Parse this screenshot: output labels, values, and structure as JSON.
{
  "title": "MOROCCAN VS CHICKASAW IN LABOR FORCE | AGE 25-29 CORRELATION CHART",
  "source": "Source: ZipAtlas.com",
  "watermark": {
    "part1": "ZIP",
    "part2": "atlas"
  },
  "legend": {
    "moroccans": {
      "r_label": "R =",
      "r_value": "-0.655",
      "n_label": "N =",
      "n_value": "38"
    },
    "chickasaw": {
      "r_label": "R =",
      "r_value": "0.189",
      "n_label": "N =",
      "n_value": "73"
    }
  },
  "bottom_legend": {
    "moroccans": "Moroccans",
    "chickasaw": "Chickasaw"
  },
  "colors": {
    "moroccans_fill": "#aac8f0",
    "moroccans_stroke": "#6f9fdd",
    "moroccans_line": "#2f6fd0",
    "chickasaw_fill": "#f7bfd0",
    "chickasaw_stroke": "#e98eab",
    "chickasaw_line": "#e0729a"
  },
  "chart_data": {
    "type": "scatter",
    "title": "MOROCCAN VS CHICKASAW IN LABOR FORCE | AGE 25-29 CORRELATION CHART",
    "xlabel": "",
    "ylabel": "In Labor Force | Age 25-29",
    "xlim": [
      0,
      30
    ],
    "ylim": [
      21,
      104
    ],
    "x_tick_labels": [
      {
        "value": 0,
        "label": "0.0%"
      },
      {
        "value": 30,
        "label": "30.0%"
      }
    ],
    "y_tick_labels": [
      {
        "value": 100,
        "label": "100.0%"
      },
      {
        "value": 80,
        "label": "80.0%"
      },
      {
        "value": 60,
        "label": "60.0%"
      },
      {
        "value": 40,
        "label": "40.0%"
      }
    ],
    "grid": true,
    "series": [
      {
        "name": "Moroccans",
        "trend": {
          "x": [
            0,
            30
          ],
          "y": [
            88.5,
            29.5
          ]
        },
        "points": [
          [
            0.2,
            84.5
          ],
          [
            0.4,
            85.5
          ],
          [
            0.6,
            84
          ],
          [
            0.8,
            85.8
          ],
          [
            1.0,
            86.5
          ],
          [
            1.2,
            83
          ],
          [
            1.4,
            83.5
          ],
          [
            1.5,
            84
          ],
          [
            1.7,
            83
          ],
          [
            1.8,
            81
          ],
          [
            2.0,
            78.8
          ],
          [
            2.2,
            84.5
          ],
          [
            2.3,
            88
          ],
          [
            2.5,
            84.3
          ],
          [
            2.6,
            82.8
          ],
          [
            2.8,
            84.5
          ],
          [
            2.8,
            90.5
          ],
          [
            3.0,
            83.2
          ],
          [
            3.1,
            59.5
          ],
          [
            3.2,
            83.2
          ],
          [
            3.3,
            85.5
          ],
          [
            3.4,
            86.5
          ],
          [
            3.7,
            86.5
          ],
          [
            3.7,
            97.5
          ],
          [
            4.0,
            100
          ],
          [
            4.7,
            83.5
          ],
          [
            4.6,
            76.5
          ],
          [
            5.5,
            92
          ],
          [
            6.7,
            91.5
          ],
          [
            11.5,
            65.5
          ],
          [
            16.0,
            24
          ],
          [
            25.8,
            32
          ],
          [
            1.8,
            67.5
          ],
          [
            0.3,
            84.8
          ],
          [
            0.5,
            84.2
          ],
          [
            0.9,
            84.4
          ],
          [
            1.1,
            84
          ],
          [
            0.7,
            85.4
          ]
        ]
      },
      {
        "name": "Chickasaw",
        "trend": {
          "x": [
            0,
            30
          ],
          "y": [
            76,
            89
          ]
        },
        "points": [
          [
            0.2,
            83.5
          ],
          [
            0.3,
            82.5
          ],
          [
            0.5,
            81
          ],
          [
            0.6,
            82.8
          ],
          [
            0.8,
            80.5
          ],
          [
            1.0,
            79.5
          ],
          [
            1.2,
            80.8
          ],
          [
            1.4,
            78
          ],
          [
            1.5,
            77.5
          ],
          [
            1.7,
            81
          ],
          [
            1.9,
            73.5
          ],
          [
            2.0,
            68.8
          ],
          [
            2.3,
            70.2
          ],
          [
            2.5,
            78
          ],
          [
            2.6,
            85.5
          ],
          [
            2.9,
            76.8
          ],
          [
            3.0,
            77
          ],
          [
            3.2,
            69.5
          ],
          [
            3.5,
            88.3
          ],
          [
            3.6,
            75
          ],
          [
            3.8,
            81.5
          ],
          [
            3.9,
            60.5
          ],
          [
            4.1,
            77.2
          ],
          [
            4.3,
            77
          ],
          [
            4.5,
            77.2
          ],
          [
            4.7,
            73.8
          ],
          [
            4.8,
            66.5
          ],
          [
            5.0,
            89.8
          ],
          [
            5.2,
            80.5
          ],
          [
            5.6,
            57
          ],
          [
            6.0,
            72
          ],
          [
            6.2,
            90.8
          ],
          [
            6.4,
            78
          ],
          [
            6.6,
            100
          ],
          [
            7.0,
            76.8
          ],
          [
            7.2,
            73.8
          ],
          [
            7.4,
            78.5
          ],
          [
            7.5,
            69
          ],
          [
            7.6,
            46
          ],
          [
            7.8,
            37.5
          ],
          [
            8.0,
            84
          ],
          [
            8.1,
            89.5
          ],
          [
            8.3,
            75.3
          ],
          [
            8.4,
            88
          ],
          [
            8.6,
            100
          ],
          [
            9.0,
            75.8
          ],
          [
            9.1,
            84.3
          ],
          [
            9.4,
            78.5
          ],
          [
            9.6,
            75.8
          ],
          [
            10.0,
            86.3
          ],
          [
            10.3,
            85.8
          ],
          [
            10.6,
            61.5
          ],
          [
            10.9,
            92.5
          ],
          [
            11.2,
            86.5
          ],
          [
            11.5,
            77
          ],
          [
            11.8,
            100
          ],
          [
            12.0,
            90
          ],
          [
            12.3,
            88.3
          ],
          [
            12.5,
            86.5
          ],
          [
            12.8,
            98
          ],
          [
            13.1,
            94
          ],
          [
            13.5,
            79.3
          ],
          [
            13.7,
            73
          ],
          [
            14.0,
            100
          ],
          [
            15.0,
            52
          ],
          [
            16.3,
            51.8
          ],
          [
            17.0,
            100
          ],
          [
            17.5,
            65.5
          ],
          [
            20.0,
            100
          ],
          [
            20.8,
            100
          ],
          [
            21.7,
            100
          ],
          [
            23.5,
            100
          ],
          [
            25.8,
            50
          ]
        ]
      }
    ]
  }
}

________________________

Count the lines of these entries that hold the string "title", and give only that number.

2